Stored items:
::::
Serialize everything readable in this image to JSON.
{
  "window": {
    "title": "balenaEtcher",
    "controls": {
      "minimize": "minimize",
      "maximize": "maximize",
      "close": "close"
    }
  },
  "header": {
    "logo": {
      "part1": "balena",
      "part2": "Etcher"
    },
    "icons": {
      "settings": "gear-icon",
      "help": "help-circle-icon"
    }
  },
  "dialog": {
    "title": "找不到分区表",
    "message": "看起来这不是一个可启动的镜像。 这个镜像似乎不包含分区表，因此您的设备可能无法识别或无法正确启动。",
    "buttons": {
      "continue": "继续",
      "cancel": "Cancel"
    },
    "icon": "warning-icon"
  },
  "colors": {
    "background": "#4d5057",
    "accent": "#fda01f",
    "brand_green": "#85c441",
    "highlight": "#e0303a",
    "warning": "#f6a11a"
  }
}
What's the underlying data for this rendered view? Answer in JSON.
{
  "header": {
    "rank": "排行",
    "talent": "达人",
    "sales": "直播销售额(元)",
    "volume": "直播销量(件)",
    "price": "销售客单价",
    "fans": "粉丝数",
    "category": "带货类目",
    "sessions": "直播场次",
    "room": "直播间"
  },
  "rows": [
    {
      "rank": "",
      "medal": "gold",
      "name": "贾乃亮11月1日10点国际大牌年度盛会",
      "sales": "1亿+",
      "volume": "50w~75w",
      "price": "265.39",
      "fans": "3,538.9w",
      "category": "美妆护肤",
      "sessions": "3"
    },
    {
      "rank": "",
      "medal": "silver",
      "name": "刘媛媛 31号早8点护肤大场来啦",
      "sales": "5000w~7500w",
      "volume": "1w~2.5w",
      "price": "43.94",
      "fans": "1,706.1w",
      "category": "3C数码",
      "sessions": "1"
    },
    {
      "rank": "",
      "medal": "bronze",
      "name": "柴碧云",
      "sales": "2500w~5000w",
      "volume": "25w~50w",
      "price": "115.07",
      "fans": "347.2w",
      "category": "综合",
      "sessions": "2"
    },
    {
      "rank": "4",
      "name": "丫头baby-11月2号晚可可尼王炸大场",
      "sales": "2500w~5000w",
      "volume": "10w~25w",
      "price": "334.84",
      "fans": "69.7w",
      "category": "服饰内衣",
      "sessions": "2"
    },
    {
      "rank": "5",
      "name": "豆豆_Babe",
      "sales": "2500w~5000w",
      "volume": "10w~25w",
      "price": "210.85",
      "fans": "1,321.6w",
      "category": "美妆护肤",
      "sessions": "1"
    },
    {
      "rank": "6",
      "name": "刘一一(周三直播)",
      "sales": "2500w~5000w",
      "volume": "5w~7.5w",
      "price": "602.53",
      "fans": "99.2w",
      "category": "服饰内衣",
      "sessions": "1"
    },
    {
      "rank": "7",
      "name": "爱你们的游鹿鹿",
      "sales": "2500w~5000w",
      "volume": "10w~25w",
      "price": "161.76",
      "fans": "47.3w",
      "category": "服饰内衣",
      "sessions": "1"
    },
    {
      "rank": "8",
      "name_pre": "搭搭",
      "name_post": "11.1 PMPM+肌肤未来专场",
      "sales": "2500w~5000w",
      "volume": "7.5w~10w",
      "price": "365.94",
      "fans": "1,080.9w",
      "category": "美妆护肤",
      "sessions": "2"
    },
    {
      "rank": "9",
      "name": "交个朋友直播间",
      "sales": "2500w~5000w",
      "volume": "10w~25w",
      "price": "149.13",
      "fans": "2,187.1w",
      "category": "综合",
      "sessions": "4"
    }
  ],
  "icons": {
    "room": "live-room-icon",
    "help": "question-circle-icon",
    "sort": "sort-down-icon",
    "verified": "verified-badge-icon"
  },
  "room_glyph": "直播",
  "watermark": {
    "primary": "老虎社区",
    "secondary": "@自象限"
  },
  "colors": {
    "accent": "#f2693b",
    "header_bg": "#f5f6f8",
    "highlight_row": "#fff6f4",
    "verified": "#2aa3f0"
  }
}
::::
# Problem requirements
Copy out all lines that carry the word "price".

# Complete answer
    "price": "销售客单价",
      "price": "265.39",
      "price": "43.94",
      "price": "115.07",
      "price": "334.84",
      "price": "210.85",
      "price": "602.53",
      "price": "161.76",
      "price": "365.94",
      "price": "149.13",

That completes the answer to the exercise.